__DIRECTIONS FOR THIS TASK__.
Keep every line where the word "شماره" appears; drop the rest.

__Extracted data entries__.
[BEGIN]

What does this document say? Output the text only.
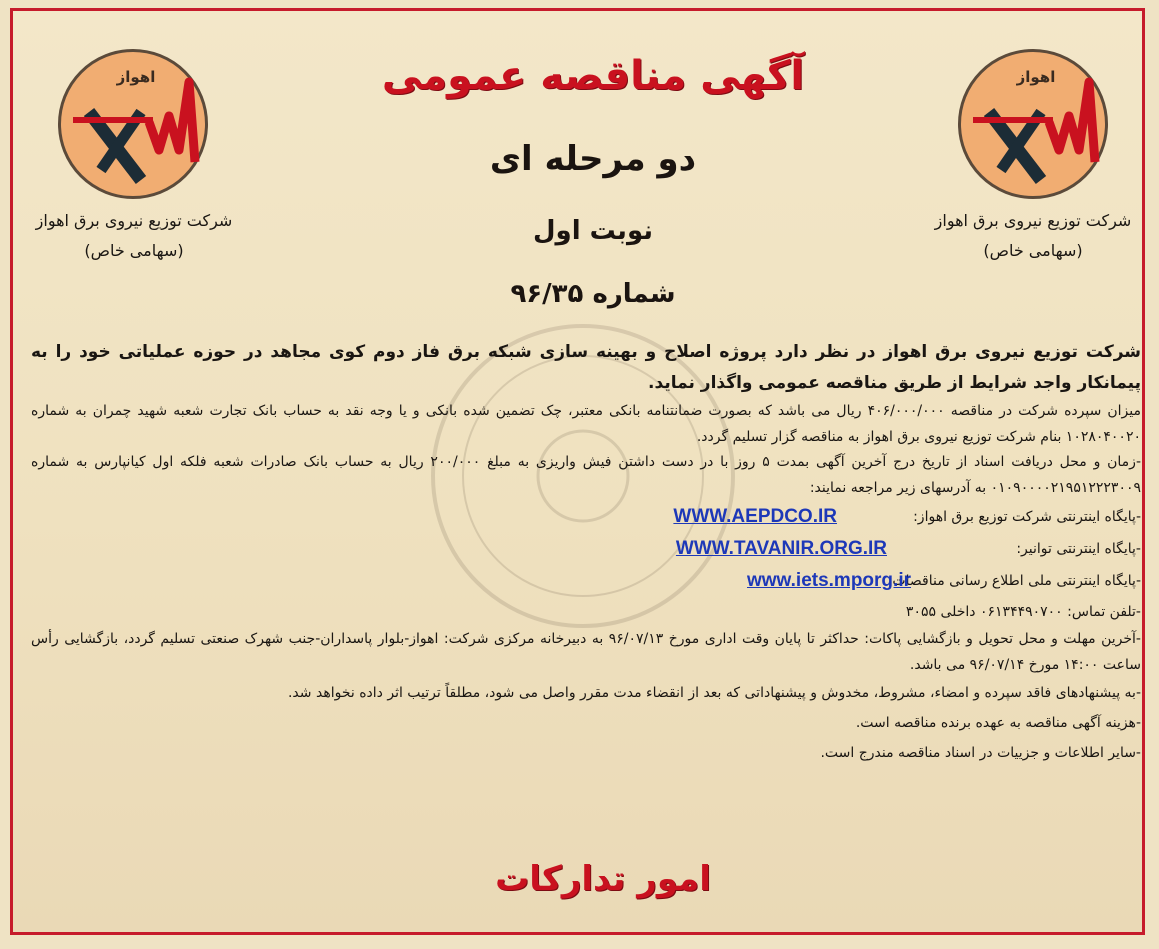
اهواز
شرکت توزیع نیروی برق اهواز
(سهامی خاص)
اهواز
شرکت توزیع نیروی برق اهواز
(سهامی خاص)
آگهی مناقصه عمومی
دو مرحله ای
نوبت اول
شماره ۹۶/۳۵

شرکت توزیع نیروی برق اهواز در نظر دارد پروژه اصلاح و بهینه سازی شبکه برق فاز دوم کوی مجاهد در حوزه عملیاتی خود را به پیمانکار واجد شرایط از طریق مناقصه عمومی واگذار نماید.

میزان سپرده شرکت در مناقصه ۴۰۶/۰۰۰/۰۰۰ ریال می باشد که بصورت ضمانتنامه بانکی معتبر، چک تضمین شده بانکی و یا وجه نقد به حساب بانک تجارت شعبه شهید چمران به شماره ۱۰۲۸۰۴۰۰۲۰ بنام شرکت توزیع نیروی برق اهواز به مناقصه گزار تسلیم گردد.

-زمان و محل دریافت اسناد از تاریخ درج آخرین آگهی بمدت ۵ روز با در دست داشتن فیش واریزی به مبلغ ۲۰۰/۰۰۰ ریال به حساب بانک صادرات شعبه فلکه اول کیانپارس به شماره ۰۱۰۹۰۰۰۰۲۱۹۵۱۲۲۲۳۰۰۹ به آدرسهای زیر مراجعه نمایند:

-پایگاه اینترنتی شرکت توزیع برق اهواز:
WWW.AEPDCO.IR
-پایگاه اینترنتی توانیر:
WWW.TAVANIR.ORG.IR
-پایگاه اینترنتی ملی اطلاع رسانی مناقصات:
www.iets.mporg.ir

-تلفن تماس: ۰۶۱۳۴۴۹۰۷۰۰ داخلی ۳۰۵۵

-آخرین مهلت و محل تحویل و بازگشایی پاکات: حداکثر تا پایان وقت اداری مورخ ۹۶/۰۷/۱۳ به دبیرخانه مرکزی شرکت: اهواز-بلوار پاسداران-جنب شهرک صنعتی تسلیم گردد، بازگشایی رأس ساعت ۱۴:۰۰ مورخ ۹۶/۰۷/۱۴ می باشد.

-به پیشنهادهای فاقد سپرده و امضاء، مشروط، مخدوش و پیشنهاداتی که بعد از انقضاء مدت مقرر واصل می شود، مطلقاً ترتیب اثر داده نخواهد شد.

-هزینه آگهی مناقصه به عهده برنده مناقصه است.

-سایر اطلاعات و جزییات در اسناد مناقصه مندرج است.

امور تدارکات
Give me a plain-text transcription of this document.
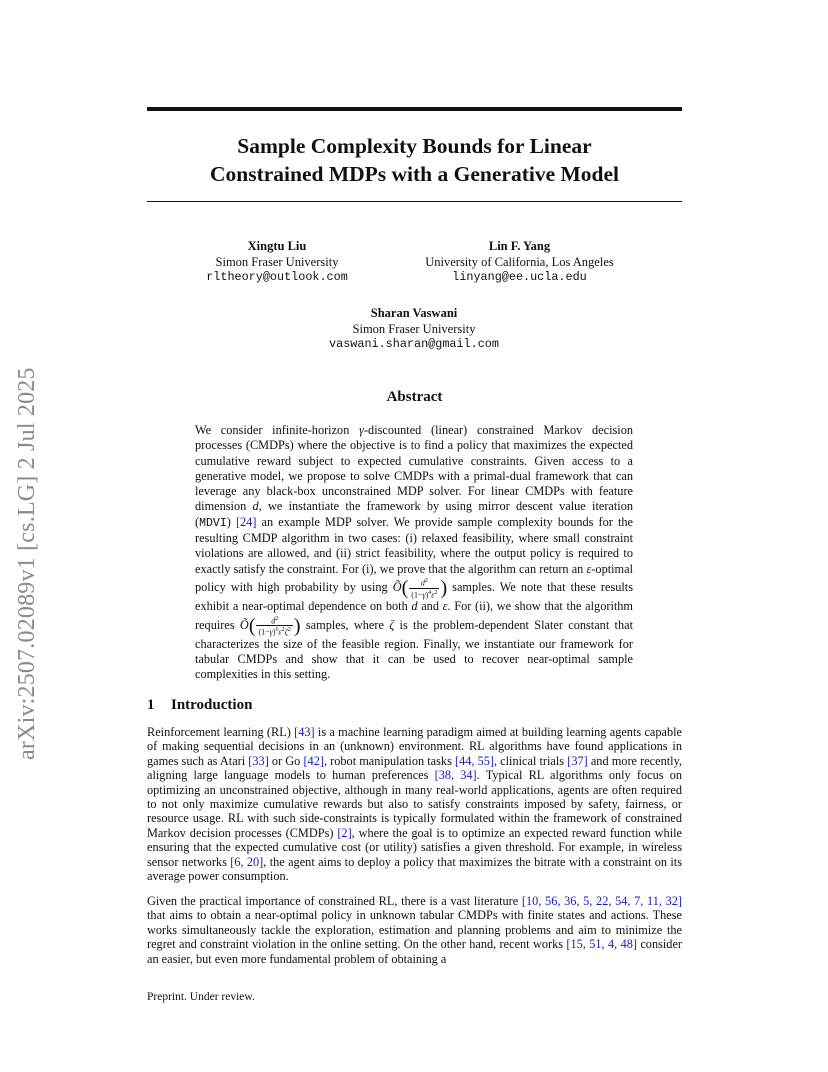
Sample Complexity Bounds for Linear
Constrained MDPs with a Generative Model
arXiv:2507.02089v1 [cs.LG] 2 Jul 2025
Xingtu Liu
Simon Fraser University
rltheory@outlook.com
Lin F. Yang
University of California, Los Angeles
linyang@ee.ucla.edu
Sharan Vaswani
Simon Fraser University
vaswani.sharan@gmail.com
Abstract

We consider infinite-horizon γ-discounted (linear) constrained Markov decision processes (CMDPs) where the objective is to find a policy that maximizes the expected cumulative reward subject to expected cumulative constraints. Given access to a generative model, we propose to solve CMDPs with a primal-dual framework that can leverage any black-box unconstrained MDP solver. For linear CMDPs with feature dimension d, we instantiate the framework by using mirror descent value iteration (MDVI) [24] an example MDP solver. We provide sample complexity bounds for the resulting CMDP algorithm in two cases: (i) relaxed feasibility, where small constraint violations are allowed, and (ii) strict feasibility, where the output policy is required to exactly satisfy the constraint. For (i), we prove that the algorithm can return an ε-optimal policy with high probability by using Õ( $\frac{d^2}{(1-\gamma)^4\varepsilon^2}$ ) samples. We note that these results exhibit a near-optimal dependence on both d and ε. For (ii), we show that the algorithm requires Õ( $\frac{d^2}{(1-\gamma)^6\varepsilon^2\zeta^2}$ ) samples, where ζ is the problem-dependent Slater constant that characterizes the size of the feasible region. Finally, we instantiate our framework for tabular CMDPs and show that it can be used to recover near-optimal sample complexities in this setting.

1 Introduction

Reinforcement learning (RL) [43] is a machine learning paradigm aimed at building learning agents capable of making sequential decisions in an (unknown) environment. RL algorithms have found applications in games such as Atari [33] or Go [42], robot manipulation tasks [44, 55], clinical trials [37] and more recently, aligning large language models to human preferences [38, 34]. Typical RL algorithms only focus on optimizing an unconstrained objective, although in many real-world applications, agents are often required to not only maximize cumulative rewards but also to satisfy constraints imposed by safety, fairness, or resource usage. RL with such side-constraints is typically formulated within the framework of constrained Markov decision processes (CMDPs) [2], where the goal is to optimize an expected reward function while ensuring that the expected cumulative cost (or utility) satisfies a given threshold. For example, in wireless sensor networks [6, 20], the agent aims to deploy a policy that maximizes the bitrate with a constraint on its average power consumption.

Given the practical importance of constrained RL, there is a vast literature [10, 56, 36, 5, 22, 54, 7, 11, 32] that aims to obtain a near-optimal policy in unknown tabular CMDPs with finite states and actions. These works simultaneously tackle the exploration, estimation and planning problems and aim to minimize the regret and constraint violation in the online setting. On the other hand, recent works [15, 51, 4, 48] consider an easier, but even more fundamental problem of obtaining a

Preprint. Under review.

[END]

__EXERCISE RESULT__.
شماره ۹۶/۳۵
میزان سپرده شرکت در مناقصه ۴۰۶/۰۰۰/۰۰۰ ریال می باشد که بصورت ضمانتنامه بانکی معتبر، چک تضمین شده بانکی و یا وجه نقد به حساب بانک تجارت شعبه شهید چمران به شماره ۱۰۲۸۰۴۰۰۲۰ بنام شرکت توزیع نیروی برق اهواز به مناقصه گزار تسلیم گردد.
-زمان و محل دریافت اسناد از تاریخ درج آخرین آگهی بمدت ۵ روز با در دست داشتن فیش واریزی به مبلغ ۲۰۰/۰۰۰ ریال به حساب بانک صادرات شعبه فلکه اول کیانپارس به شماره ۰۱۰۹۰۰۰۰۲۱۹۵۱۲۲۲۳۰۰۹ به آدرسهای زیر مراجعه نمایند:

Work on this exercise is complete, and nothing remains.